● Work to be completed
Write out all the data again, exactly as it stands.

(Data listing)
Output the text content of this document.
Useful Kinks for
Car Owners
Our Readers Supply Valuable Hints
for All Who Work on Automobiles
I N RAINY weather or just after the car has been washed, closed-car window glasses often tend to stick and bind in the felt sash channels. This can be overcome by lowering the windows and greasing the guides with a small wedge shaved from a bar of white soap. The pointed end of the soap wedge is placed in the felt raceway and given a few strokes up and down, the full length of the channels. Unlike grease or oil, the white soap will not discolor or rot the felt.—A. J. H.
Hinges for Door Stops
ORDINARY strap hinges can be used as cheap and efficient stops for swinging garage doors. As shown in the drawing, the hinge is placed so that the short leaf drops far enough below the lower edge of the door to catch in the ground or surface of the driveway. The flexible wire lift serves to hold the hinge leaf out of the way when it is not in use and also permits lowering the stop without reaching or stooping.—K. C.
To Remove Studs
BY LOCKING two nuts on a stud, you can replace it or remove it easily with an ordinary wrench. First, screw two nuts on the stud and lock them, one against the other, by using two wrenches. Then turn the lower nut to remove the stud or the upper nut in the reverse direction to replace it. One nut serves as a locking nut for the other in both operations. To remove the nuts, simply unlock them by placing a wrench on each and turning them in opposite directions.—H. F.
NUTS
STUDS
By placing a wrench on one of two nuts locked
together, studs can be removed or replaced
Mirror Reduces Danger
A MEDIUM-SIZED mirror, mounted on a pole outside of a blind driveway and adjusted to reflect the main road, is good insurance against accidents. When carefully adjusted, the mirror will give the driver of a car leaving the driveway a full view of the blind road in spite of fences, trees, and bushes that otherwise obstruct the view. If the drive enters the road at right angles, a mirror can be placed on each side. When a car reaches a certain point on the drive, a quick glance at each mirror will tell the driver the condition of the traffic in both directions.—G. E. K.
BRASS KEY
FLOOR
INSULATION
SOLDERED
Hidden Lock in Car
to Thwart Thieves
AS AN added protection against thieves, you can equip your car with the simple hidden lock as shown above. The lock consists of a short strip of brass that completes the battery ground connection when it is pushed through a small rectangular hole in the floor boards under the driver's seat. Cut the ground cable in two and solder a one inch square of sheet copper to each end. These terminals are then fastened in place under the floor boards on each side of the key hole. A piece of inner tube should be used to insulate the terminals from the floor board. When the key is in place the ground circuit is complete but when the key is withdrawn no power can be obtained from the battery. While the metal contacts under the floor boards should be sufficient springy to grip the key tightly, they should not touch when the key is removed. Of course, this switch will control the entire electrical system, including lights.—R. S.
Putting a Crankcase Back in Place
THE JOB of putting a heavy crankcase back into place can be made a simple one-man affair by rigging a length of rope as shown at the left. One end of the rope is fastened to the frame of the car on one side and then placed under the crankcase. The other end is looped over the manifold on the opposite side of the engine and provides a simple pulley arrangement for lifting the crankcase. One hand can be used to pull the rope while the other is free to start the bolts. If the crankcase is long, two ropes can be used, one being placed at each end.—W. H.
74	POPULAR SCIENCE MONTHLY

● Answer below
Output the text content of this document.
Useful Kinks for
Car Owners
Our Readers Supply Valuable Hints
for All Who Work on Automobiles
I N RAINY weather or just after the car has been washed, closed-car window glasses often tend to stick and bind in the felt sash channels. This can be overcome by lowering the windows and greasing the guides with a small wedge shaved from a bar of white soap. The pointed end of the soap wedge is placed in the felt raceway and given a few strokes up and down, the full length of the channels. Unlike grease or oil, the white soap will not discolor or rot the felt.—A. J. H.
Hinges for Door Stops
ORDINARY strap hinges can be used as cheap and efficient stops for swinging garage doors. As shown in the drawing, the hinge is placed so that the short leaf drops far enough below the lower edge of the door to catch in the ground or surface of the driveway. The flexible wire lift serves to hold the hinge leaf out of the way when it is not in use and also permits lowering the stop without reaching or stooping.—K. C.
To Remove Studs
BY LOCKING two nuts on a stud, you can replace it or remove it easily with an ordinary wrench. First, screw two nuts on the stud and lock them, one against the other, by using two wrenches. Then turn the lower nut to remove the stud or the upper nut in the reverse direction to replace it. One nut serves as a locking nut for the other in both operations. To remove the nuts, simply unlock them by placing a wrench on each and turning them in opposite directions.—H. F.
NUTS
STUDS
By placing a wrench on one of two nuts locked
together, studs can be removed or replaced
Mirror Reduces Danger
A MEDIUM-SIZED mirror, mounted on a pole outside of a blind driveway and adjusted to reflect the main road, is good insurance against accidents. When carefully adjusted, the mirror will give the driver of a car leaving the driveway a full view of the blind road in spite of fences, trees, and bushes that otherwise obstruct the view. If the drive enters the road at right angles, a mirror can be placed on each side. When a car reaches a certain point on the drive, a quick glance at each mirror will tell the driver the condition of the traffic in both directions.—G. E. K.
BRASS KEY
FLOOR
INSULATION
SOLDERED
Hidden Lock in Car
to Thwart Thieves
AS AN added protection against thieves, you can equip your car with the simple hidden lock as shown above. The lock consists of a short strip of brass that completes the battery ground connection when it is pushed through a small rectangular hole in the floor boards under the driver's seat. Cut the ground cable in two and solder a one inch square of sheet copper to each end. These terminals are then fastened in place under the floor boards on each side of the key hole. A piece of inner tube should be used to insulate the terminals from the floor board. When the key is in place the ground circuit is complete but when the key is withdrawn no power can be obtained from the battery. While the metal contacts under the floor boards should be sufficient springy to grip the key tightly, they should not touch when the key is removed. Of course, this switch will control the entire electrical system, including lights.—R. S.
Putting a Crankcase Back in Place
THE JOB of putting a heavy crankcase back into place can be made a simple one-man affair by rigging a length of rope as shown at the left. One end of the rope is fastened to the frame of the car on one side and then placed under the crankcase. The other end is looped over the manifold on the opposite side of the engine and provides a simple pulley arrangement for lifting the crankcase. One hand can be used to pull the rope while the other is free to start the bolts. If the crankcase is long, two ropes can be used, one being placed at each end.—W. H.
74	POPULAR SCIENCE MONTHLY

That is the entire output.